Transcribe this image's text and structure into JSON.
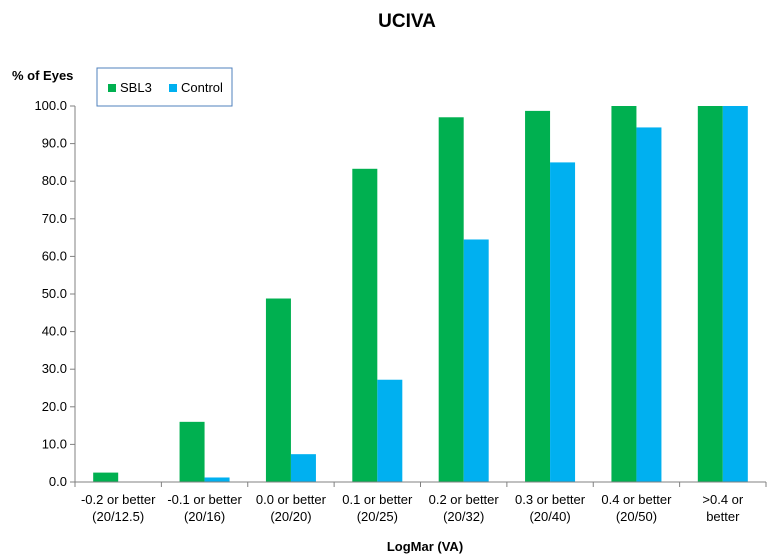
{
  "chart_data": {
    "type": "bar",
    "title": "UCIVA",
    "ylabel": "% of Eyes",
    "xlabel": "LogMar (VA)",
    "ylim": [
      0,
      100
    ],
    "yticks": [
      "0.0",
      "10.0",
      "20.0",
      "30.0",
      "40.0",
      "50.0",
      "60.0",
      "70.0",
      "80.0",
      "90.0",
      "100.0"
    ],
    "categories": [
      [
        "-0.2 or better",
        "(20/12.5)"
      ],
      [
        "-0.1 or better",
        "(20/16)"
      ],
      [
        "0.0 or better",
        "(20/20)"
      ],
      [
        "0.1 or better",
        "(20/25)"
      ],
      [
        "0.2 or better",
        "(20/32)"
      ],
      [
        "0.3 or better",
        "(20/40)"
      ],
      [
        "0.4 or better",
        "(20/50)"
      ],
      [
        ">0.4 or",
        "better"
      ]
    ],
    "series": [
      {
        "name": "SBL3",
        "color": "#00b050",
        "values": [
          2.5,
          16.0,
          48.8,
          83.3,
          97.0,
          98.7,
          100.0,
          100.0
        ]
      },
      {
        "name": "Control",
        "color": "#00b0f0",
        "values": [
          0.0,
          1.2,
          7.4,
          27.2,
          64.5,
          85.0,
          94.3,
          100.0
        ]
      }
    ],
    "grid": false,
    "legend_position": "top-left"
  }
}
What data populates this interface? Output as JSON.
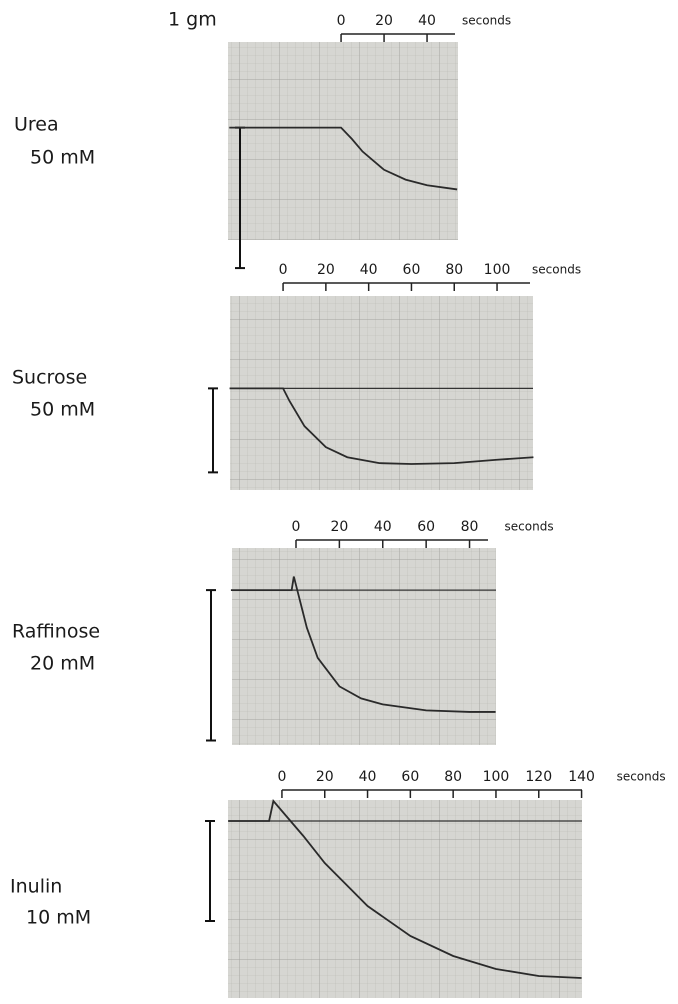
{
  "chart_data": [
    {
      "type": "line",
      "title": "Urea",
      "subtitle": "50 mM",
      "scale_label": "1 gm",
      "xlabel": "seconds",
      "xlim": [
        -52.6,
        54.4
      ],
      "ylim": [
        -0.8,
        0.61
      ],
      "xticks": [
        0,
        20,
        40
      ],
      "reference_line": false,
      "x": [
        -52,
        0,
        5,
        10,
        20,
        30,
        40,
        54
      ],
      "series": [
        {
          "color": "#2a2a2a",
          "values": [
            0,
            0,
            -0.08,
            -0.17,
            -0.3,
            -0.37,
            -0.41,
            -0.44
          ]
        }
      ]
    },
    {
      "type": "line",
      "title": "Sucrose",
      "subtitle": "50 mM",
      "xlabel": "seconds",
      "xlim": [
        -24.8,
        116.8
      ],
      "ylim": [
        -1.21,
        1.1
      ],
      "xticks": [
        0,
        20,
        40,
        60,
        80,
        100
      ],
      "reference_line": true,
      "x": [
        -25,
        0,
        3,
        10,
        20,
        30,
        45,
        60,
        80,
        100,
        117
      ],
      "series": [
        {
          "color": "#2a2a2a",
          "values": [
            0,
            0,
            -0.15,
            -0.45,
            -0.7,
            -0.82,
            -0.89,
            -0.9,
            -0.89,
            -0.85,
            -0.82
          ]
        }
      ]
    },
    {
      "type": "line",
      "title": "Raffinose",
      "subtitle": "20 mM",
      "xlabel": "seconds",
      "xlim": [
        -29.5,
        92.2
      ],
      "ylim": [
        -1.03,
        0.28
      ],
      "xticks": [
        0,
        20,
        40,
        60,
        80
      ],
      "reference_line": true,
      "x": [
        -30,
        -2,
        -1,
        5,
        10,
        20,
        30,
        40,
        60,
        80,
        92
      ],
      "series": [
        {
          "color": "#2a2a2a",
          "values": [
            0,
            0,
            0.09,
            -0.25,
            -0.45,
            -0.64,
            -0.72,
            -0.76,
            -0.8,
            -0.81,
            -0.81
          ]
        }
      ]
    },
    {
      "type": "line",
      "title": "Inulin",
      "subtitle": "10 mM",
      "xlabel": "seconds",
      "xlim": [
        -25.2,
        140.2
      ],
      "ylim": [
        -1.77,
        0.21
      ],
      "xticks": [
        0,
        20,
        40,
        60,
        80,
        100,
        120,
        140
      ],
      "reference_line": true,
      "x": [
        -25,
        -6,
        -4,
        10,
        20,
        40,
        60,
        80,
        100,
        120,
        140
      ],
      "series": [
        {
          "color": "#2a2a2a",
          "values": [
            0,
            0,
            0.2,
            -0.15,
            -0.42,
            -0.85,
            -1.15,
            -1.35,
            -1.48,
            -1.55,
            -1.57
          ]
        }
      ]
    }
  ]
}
═══
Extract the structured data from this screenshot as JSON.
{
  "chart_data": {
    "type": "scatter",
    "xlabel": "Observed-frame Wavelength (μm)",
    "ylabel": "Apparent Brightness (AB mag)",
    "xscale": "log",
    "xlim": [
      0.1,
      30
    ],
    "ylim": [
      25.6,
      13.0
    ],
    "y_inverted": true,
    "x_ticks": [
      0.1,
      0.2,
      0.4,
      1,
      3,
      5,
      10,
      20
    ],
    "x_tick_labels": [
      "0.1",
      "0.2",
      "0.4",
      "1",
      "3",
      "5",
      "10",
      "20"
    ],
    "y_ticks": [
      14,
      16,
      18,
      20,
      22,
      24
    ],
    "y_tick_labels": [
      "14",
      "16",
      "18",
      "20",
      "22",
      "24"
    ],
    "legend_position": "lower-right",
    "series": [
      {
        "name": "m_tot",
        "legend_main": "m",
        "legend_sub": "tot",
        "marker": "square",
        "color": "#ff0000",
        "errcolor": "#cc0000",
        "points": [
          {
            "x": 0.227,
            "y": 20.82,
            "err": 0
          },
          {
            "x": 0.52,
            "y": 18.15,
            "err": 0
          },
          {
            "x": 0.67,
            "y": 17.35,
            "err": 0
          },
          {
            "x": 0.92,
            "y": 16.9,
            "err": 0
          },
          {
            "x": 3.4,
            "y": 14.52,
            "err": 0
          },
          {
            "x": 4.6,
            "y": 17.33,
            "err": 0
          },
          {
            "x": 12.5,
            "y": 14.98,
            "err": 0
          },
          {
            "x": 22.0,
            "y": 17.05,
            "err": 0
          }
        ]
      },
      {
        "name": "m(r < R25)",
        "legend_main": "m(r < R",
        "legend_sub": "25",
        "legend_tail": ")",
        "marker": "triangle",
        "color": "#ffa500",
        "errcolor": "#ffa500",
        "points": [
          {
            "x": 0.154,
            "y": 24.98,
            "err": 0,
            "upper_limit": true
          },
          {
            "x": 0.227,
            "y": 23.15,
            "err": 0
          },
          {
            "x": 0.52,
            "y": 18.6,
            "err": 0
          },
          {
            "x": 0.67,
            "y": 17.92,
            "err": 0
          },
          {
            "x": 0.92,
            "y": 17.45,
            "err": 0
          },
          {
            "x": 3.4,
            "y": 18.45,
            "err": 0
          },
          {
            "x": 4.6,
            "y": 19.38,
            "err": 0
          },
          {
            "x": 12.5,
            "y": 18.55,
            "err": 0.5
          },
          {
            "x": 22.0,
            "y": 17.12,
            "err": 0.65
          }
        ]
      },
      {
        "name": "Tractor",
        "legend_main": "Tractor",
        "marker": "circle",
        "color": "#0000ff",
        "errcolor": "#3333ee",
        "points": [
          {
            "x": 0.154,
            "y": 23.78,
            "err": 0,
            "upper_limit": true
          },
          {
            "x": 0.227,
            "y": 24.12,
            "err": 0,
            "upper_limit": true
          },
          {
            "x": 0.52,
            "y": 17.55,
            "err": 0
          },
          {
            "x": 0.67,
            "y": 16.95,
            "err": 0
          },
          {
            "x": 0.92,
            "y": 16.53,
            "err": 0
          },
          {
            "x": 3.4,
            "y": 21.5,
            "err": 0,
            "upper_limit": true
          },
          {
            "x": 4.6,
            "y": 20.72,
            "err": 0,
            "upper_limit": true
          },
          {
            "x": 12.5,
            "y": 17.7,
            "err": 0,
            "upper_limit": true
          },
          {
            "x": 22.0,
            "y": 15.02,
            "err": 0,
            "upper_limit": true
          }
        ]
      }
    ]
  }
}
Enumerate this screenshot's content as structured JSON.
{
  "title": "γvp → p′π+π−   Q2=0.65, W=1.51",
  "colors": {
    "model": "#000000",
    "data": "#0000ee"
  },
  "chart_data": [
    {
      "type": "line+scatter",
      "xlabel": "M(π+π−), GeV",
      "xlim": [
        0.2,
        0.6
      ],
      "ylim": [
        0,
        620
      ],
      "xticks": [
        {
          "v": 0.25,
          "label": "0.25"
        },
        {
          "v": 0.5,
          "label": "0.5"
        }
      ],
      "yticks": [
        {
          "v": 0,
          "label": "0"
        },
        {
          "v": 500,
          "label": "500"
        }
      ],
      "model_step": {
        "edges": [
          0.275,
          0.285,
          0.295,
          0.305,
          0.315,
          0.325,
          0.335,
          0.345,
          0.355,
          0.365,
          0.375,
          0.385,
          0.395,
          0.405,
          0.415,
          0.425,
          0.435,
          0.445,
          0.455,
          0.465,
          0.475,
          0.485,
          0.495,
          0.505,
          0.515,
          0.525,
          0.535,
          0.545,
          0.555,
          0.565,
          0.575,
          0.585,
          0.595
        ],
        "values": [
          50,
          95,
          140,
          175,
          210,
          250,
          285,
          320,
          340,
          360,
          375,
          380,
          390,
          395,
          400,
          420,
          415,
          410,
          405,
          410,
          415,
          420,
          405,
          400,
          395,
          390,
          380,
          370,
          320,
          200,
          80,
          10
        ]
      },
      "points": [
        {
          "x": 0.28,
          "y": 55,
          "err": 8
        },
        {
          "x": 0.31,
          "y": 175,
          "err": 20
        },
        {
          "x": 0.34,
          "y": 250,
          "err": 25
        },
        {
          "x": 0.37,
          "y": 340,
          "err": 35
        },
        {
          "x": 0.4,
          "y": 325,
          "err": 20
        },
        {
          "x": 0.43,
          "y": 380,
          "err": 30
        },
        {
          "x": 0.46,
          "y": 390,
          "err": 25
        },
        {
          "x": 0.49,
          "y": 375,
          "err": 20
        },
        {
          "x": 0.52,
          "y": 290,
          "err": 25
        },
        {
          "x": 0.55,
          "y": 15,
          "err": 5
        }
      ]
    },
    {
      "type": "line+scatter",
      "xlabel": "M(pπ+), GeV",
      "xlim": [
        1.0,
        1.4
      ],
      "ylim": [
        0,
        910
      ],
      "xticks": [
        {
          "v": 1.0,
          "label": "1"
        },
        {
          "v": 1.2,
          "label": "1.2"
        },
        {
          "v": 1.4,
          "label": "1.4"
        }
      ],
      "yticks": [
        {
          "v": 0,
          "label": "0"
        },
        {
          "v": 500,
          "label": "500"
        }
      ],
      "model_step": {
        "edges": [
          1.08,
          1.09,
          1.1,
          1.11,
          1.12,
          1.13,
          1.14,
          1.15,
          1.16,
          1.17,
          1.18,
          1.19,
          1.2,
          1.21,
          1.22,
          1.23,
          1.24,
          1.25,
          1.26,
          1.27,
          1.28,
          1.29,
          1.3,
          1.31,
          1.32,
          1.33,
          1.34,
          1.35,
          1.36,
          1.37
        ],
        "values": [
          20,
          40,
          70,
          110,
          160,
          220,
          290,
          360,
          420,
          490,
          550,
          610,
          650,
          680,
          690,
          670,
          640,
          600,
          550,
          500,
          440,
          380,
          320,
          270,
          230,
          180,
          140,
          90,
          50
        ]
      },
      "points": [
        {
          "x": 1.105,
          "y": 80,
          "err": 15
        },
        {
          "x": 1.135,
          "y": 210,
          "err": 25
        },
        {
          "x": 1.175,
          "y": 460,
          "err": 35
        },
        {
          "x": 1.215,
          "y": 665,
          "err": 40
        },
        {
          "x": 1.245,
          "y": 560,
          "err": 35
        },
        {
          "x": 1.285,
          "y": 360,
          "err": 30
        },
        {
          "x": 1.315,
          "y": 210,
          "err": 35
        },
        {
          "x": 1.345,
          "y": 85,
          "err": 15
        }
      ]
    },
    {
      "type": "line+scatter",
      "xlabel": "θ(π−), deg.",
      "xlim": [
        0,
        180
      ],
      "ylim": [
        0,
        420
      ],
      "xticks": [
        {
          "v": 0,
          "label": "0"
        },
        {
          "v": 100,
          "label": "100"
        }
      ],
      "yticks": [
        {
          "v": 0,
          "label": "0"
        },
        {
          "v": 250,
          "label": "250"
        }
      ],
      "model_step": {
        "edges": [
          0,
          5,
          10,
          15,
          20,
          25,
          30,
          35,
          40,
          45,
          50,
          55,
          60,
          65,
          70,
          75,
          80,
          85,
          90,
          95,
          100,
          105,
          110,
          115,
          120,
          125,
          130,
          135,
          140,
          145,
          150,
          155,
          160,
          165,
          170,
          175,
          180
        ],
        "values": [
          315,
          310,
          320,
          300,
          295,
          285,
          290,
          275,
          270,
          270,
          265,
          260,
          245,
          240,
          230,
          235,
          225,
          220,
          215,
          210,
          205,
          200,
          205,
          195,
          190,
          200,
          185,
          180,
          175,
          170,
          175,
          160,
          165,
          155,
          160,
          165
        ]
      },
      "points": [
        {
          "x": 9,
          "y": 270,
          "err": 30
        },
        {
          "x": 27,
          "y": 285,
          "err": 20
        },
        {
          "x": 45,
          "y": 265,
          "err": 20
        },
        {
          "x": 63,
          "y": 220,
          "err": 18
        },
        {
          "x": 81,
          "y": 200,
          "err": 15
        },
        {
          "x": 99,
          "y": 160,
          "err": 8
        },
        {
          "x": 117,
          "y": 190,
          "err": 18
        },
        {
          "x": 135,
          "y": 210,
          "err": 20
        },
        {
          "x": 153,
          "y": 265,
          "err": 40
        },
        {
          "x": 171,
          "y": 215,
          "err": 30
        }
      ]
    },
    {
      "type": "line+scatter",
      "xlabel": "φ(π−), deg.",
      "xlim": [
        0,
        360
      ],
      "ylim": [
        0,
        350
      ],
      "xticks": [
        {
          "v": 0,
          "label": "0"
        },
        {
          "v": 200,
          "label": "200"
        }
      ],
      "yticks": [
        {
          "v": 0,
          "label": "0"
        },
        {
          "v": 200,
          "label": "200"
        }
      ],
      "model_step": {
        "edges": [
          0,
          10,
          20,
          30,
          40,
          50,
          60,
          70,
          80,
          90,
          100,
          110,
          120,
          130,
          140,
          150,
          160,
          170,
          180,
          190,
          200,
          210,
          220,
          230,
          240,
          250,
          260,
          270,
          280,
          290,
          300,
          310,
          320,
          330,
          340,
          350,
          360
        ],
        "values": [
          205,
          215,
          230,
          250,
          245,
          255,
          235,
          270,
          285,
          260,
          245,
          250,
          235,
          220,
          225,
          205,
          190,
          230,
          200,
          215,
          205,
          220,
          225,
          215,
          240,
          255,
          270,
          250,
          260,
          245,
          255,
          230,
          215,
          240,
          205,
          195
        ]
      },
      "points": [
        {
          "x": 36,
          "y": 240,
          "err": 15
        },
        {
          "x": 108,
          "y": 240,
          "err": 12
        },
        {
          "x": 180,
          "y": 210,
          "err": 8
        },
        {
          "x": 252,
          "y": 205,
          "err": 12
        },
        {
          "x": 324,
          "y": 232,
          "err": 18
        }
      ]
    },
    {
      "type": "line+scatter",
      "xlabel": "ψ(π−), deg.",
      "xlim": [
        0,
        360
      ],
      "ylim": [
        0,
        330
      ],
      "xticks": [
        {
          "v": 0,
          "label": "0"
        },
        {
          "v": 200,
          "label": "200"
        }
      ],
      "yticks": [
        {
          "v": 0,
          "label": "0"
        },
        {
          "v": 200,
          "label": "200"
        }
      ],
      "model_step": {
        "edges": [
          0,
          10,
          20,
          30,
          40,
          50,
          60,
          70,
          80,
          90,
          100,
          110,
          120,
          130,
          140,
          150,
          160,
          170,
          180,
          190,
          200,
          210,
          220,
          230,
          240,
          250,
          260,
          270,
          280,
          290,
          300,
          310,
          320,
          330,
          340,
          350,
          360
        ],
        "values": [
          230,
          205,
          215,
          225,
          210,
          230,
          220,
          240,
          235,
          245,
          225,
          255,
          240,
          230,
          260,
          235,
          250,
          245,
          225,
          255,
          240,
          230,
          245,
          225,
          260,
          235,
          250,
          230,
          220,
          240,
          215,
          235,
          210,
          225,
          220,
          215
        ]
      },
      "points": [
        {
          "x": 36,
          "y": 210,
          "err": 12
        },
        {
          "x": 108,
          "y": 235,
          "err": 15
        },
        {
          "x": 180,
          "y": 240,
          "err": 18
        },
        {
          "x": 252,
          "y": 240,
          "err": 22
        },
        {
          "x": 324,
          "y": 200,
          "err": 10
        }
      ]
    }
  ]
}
═══
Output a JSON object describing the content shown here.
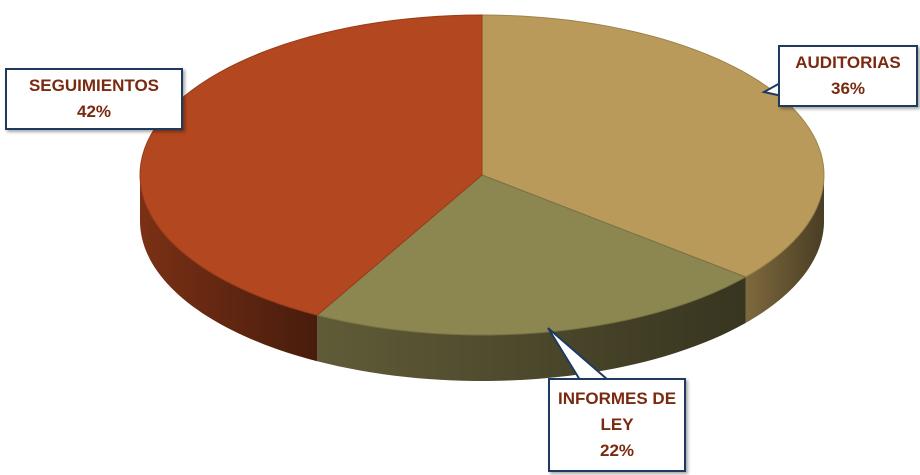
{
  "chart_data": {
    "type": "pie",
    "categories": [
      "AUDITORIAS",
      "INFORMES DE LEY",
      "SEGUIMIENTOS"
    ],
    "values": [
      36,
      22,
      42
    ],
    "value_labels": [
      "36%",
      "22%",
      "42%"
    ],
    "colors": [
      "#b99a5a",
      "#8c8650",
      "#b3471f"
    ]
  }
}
═══
EXERCISE PROMPT: Extract all lines of the records above that include "this".

FINAL RESULT:
Transcribe this image's text and structure into JSON.
What data populates this interface? Output as JSON.
Extract the structured data from this screenshot as JSON.
Enumerate this screenshot's content as structured JSON.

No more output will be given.